Extract each line containing the string "nocturna".

--- start SOURCE MATERIAL ---

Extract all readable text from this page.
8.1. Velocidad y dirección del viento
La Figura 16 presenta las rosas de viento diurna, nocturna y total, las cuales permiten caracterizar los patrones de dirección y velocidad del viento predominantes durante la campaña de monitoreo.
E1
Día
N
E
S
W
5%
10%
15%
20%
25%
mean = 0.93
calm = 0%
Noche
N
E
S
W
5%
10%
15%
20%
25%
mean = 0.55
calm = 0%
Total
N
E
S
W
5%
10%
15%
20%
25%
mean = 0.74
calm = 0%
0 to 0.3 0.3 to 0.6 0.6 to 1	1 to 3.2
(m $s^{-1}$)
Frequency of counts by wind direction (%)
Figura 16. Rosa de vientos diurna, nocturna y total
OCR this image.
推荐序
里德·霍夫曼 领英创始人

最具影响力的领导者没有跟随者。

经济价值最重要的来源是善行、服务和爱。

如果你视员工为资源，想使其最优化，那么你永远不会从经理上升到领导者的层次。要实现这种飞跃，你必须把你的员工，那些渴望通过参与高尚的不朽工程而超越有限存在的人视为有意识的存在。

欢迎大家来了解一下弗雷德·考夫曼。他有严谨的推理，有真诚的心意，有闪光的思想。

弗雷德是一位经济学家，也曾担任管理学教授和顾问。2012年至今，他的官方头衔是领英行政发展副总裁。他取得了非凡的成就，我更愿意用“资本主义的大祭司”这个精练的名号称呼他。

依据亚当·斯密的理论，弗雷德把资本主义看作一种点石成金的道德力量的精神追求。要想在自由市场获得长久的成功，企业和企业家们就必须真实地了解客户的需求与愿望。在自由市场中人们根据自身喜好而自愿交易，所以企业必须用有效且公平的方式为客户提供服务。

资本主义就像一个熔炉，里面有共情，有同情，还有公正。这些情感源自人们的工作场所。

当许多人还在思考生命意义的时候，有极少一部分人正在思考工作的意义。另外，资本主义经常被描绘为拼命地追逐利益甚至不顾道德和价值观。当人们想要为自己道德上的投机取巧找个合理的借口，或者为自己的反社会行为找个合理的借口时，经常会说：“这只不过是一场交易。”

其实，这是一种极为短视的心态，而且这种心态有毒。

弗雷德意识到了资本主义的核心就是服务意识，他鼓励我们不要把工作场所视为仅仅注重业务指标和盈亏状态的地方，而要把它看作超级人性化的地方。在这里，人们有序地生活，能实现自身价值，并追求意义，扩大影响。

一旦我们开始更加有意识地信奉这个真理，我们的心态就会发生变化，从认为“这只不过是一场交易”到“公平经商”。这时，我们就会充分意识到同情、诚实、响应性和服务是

--- end SOURCE MATERIAL ---

RESULT OF THIS EXERCISE
La Figura 16 presenta las rosas de viento diurna, nocturna y total, las cuales permiten caracterizar los patrones de dirección y velocidad del viento predominantes durante la campaña de monitoreo.
Figura 16. Rosa de vientos diurna, nocturna y total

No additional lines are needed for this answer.